# The exercise:
Count lines with "this" in them. Report only the total.

# Rows from a figure dataset:
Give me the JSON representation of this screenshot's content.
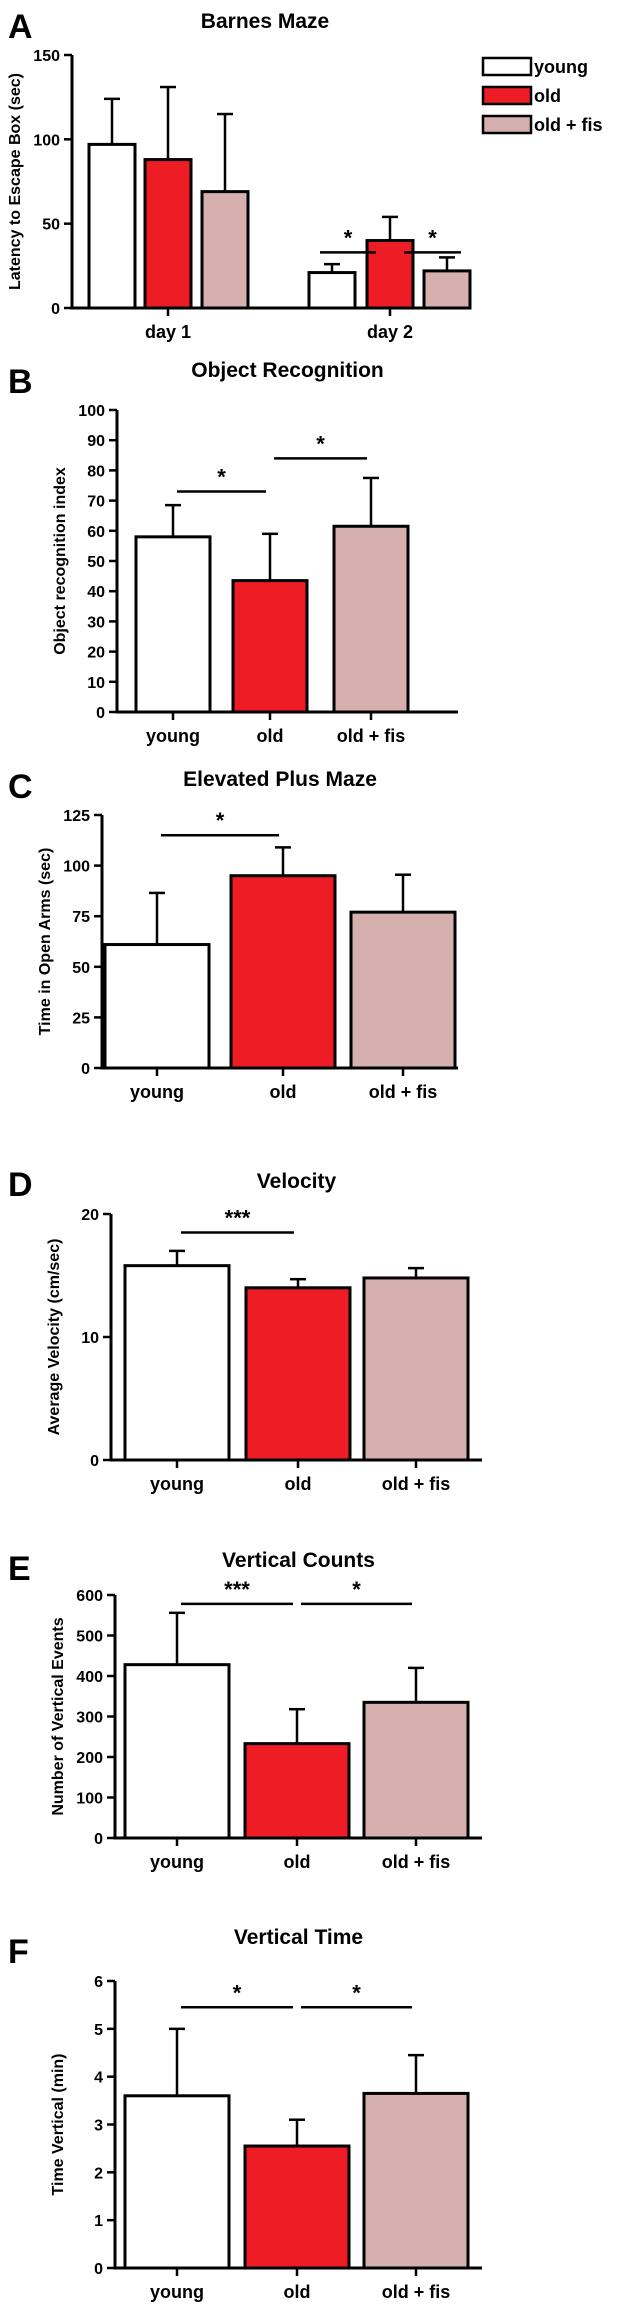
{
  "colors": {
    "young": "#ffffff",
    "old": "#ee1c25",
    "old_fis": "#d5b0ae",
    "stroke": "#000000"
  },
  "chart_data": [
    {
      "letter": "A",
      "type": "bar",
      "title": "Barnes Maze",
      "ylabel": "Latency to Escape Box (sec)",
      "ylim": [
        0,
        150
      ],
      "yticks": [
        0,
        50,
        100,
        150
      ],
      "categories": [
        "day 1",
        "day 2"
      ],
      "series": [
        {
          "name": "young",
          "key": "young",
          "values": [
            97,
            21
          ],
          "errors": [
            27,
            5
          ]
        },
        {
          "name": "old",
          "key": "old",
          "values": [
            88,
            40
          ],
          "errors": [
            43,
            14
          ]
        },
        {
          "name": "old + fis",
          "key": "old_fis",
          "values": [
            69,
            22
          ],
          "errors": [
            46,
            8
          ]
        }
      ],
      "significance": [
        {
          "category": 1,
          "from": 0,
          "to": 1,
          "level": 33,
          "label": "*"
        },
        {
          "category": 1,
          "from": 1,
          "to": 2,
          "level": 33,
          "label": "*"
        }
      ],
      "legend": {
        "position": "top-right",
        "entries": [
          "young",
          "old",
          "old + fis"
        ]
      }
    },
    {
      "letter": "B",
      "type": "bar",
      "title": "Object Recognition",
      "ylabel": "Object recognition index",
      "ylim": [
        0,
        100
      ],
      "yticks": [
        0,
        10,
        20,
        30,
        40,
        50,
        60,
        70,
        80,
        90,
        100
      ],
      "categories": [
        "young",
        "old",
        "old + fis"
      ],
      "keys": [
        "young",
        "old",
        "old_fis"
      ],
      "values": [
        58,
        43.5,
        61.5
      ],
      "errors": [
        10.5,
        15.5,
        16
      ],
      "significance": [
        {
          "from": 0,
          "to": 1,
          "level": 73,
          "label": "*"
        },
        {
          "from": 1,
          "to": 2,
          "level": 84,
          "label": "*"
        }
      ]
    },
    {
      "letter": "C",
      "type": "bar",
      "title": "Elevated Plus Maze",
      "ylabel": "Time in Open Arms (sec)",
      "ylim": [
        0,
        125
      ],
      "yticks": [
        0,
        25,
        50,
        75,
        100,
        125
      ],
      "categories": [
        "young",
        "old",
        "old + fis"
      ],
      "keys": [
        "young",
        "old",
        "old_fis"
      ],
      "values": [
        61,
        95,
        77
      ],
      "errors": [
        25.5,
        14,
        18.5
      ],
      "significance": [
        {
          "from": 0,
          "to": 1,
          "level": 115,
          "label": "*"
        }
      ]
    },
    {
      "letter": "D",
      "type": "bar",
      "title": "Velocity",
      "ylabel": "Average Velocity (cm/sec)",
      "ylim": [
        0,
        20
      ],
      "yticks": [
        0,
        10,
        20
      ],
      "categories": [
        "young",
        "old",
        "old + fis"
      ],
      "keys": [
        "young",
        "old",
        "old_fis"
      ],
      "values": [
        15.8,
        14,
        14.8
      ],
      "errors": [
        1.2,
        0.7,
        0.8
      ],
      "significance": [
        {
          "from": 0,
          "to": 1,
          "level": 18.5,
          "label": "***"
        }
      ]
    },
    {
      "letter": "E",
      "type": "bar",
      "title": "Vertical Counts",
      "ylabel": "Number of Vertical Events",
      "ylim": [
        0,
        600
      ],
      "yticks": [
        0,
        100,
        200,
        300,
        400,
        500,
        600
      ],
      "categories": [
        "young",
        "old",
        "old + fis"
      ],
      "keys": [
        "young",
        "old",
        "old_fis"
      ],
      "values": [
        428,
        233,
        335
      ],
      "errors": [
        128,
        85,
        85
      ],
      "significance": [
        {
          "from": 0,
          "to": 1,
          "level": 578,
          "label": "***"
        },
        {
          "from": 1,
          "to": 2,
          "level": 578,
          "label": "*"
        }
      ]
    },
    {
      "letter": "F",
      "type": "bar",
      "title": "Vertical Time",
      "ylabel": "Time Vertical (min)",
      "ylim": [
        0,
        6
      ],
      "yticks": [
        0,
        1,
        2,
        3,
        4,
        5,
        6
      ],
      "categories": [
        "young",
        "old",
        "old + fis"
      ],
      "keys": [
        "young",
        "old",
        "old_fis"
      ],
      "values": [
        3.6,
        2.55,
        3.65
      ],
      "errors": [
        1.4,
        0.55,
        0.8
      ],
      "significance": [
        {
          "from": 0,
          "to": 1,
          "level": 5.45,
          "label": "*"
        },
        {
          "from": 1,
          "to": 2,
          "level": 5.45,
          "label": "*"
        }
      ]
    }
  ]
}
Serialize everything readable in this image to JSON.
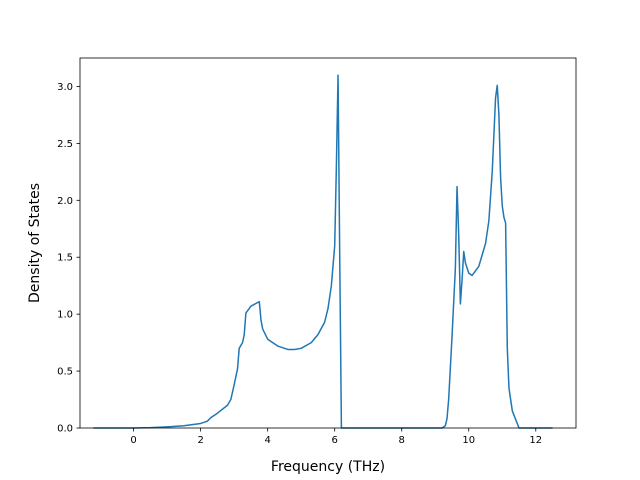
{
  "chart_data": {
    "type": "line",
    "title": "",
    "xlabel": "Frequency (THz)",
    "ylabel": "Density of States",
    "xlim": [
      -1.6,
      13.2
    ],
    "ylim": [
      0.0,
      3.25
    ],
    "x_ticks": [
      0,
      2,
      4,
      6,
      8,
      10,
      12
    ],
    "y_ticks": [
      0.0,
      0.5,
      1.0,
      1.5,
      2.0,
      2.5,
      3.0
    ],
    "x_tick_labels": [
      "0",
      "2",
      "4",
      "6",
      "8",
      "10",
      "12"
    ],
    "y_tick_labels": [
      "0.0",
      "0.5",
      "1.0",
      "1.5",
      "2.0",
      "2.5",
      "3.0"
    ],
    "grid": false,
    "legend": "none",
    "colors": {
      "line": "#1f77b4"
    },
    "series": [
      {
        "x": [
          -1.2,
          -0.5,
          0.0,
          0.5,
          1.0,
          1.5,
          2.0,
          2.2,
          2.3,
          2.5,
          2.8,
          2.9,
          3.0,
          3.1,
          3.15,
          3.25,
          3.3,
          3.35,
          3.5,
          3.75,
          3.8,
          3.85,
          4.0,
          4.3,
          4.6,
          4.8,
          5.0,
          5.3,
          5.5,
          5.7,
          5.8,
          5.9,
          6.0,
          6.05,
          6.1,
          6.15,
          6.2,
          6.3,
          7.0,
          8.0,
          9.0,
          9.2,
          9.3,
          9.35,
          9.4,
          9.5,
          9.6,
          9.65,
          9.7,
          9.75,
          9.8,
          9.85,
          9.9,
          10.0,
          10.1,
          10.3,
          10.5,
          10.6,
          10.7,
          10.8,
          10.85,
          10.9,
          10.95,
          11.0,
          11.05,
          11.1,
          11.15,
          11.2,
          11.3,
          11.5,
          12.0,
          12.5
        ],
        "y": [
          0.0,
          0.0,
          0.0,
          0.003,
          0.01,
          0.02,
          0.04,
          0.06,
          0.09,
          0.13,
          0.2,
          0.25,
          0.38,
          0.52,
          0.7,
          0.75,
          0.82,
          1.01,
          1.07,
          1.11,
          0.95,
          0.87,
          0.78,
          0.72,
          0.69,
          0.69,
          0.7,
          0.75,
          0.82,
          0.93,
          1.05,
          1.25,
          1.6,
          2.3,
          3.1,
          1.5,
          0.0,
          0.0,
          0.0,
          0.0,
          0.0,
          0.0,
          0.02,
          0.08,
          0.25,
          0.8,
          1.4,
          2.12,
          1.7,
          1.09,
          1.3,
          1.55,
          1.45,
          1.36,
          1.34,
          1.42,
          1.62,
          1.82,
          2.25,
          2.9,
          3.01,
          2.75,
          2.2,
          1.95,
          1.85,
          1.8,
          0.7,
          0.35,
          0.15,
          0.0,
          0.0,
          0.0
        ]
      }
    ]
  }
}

# Written reply:
2